-- BEGIN --
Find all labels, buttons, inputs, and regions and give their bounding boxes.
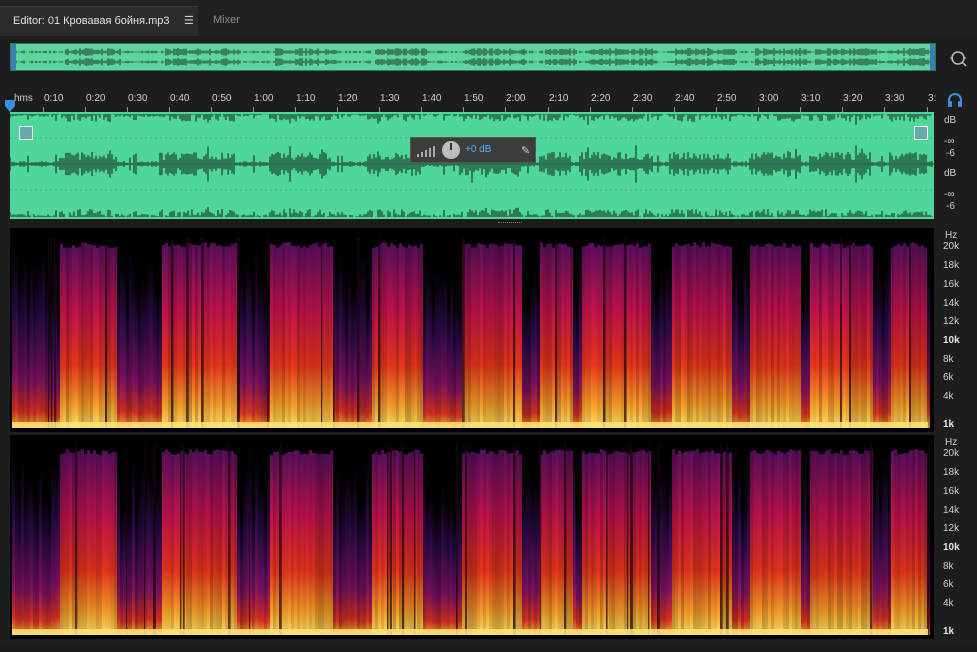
ruler-label: 2:20 (591, 93, 611, 104)
spectral-channel-1[interactable] (10, 228, 934, 432)
ruler-label: 0:10 (44, 93, 64, 104)
tab-editor[interactable]: Editor: 01 Кровавая бойня.mp3 ☰ (0, 6, 198, 36)
freq-label: 4k (943, 391, 954, 402)
freq-label: 1k (943, 419, 955, 430)
ruler-label: 2:40 (675, 93, 695, 104)
db-6-1: -6 (946, 148, 955, 159)
freq-label: 20k (943, 448, 960, 459)
ruler-label: hms (14, 93, 33, 104)
db-inf-2: -∞ (944, 189, 955, 200)
db-6-2: -6 (946, 201, 955, 212)
overview-right-handle[interactable] (930, 44, 935, 70)
ruler-label: 0:20 (86, 93, 106, 104)
waveform-peaks (10, 114, 933, 217)
amplitude-scale: dB -∞ -6 dB -∞ -6 (936, 112, 977, 219)
ruler-label: 3: (928, 93, 937, 104)
ruler-label: 1:50 (464, 93, 484, 104)
freq-label: 4k (943, 598, 954, 609)
db-inf-1: -∞ (944, 136, 955, 147)
freq-label: 18k (943, 260, 960, 271)
freq-label: 6k (943, 579, 954, 590)
freq-label: 10k (943, 542, 960, 553)
ruler-label: 0:50 (212, 93, 232, 104)
freq-label: 16k (943, 279, 960, 290)
freq-label: 20k (943, 241, 960, 252)
freq-label: 8k (943, 354, 954, 365)
spectrogram-1 (12, 238, 930, 428)
gain-knob[interactable] (442, 141, 460, 159)
pin-icon[interactable]: ✎ (521, 144, 530, 157)
ruler-label: 1:40 (422, 93, 442, 104)
ruler-label: 3:10 (801, 93, 821, 104)
playhead-marker[interactable] (5, 99, 15, 112)
freq-label: 18k (943, 467, 960, 478)
gain-value[interactable]: +0 dB (465, 144, 491, 155)
db-unit-1: dB (944, 115, 957, 126)
overview-navigator[interactable] (10, 43, 936, 71)
freq-label: 14k (943, 298, 960, 309)
overview-waveform (16, 48, 931, 66)
ruler-label: 3:30 (885, 93, 905, 104)
gain-hud[interactable]: +0 dB ✎ (410, 137, 536, 163)
frequency-scale-2: Hz 20k 18k 16k 14k 12k 10k 8k 6k 4k 1k (936, 435, 977, 639)
fade-in-handle[interactable] (19, 126, 33, 140)
freq-label: 16k (943, 486, 960, 497)
ruler-label: 1:10 (296, 93, 316, 104)
ruler-label: 1:20 (338, 93, 358, 104)
db-unit-2: dB (944, 168, 957, 179)
menu-icon[interactable]: ☰ (184, 14, 194, 27)
ruler-label: 3:20 (843, 93, 863, 104)
spectral-channel-2[interactable] (10, 435, 934, 639)
level-bars-icon (417, 146, 435, 157)
freq-label: 1k (943, 626, 955, 637)
frequency-scale-1: Hz 20k 18k 16k 14k 12k 10k 8k 6k 4k 1k (936, 228, 977, 432)
time-ruler[interactable]: hms 0:10 0:20 0:30 0:40 0:50 1:00 1:10 1:20 1:30 1… (0, 88, 940, 112)
ruler-label: 1:30 (380, 93, 400, 104)
ruler-label: 2:30 (633, 93, 653, 104)
freq-label: 12k (943, 523, 960, 534)
waveform-display (10, 114, 934, 217)
ruler-label: 1:00 (254, 93, 274, 104)
fade-out-handle[interactable] (914, 126, 928, 140)
freq-label: 12k (943, 316, 960, 327)
tab-mixer-label: Mixer (213, 14, 240, 26)
tab-mixer[interactable]: Mixer (199, 6, 269, 36)
freq-label: 6k (943, 372, 954, 383)
bottom-bar (0, 643, 977, 652)
ruler-label: 2:00 (506, 93, 526, 104)
headphones-icon[interactable] (946, 92, 964, 108)
freq-label: Hz (945, 230, 958, 241)
view-divider[interactable] (10, 219, 934, 227)
ruler-label: 0:40 (170, 93, 190, 104)
freq-label: 8k (943, 561, 954, 572)
ruler-label: 2:10 (549, 93, 569, 104)
freq-label: 14k (943, 505, 960, 516)
freq-label: 10k (943, 335, 960, 346)
zoom-icon[interactable] (945, 46, 971, 72)
ruler-label: 2:50 (717, 93, 737, 104)
freq-label: Hz (945, 437, 958, 448)
ruler-label: 3:00 (759, 93, 779, 104)
ruler-label: 0:30 (128, 93, 148, 104)
tab-editor-label: Editor: 01 Кровавая бойня.mp3 (13, 15, 170, 27)
waveform-editor[interactable] (10, 112, 934, 219)
spectrogram-2 (12, 445, 930, 635)
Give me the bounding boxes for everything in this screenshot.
-- END --
Stated goal: Rewrite all of the entries above with every occurrence of "ruler-label" replaced by "timeline-label", leaving everything else unchanged and omitting the pictures.

Output below:
Find all labels, buttons, inputs, and regions and give their bounding boxes.
timeline-label: 2:20 (591, 93, 611, 104)
spectral-channel-1[interactable] (10, 228, 934, 432)
timeline-label: 0:10 (44, 93, 64, 104)
tab-editor[interactable]: Editor: 01 Кровавая бойня.mp3 ☰ (0, 6, 198, 36)
freq-label: 4k (943, 391, 954, 402)
freq-label: 1k (943, 419, 955, 430)
timeline-label: 2:40 (675, 93, 695, 104)
db-6-1: -6 (946, 148, 955, 159)
freq-label: 20k (943, 448, 960, 459)
timeline-label: hms (14, 93, 33, 104)
db-inf-2: -∞ (944, 189, 955, 200)
db-6-2: -6 (946, 201, 955, 212)
overview-right-handle[interactable] (930, 44, 935, 70)
timeline-label: 0:20 (86, 93, 106, 104)
waveform-peaks (10, 114, 933, 217)
amplitude-scale: dB -∞ -6 dB -∞ -6 (936, 112, 977, 219)
timeline-label: 3: (928, 93, 937, 104)
timeline-label: 1:50 (464, 93, 484, 104)
freq-label: 4k (943, 598, 954, 609)
db-inf-1: -∞ (944, 136, 955, 147)
freq-label: 18k (943, 260, 960, 271)
freq-label: 6k (943, 579, 954, 590)
freq-label: 10k (943, 542, 960, 553)
timeline-label: 0:50 (212, 93, 232, 104)
freq-label: 16k (943, 279, 960, 290)
freq-label: 20k (943, 241, 960, 252)
freq-label: 8k (943, 354, 954, 365)
spectrogram-1 (12, 238, 930, 428)
gain-knob[interactable] (442, 141, 460, 159)
pin-icon[interactable]: ✎ (521, 144, 530, 157)
timeline-label: 1:40 (422, 93, 442, 104)
timeline-label: 3:10 (801, 93, 821, 104)
playhead-marker[interactable] (5, 99, 15, 112)
freq-label: 18k (943, 467, 960, 478)
gain-value[interactable]: +0 dB (465, 144, 491, 155)
db-unit-1: dB (944, 115, 957, 126)
overview-navigator[interactable] (10, 43, 936, 71)
freq-label: 14k (943, 298, 960, 309)
overview-waveform (16, 48, 931, 66)
timeline-label: 3:30 (885, 93, 905, 104)
gain-hud[interactable]: +0 dB ✎ (410, 137, 536, 163)
frequency-scale-2: Hz 20k 18k 16k 14k 12k 10k 8k 6k 4k 1k (936, 435, 977, 639)
fade-in-handle[interactable] (19, 126, 33, 140)
freq-label: 16k (943, 486, 960, 497)
timeline-label: 1:10 (296, 93, 316, 104)
timeline-label: 1:20 (338, 93, 358, 104)
db-unit-2: dB (944, 168, 957, 179)
menu-icon[interactable]: ☰ (184, 14, 194, 27)
timeline-label: 3:20 (843, 93, 863, 104)
spectral-channel-2[interactable] (10, 435, 934, 639)
level-bars-icon (417, 146, 435, 157)
freq-label: 1k (943, 626, 955, 637)
frequency-scale-1: Hz 20k 18k 16k 14k 12k 10k 8k 6k 4k 1k (936, 228, 977, 432)
time-ruler[interactable]: hms 0:10 0:20 0:30 0:40 0:50 1:00 1:10 1:20 1:30 1… (0, 88, 940, 112)
timeline-label: 1:30 (380, 93, 400, 104)
timeline-label: 2:30 (633, 93, 653, 104)
freq-label: 12k (943, 523, 960, 534)
waveform-display (10, 114, 934, 217)
timeline-label: 1:00 (254, 93, 274, 104)
fade-out-handle[interactable] (914, 126, 928, 140)
freq-label: 12k (943, 316, 960, 327)
tab-mixer-label: Mixer (213, 14, 240, 26)
tab-mixer[interactable]: Mixer (199, 6, 269, 36)
freq-label: 6k (943, 372, 954, 383)
bottom-bar (0, 643, 977, 652)
timeline-label: 2:00 (506, 93, 526, 104)
headphones-icon[interactable] (946, 92, 964, 108)
freq-label: Hz (945, 230, 958, 241)
view-divider[interactable] (10, 219, 934, 227)
timeline-label: 0:40 (170, 93, 190, 104)
freq-label: 8k (943, 561, 954, 572)
timeline-label: 2:10 (549, 93, 569, 104)
freq-label: 14k (943, 505, 960, 516)
freq-label: 10k (943, 335, 960, 346)
zoom-icon[interactable] (945, 46, 971, 72)
timeline-label: 2:50 (717, 93, 737, 104)
freq-label: Hz (945, 437, 958, 448)
timeline-label: 3:00 (759, 93, 779, 104)
timeline-label: 0:30 (128, 93, 148, 104)
tab-editor-label: Editor: 01 Кровавая бойня.mp3 (13, 15, 170, 27)
waveform-editor[interactable] (10, 112, 934, 219)
spectrogram-2 (12, 445, 930, 635)
Give me the bounding boxes for everything in this screenshot.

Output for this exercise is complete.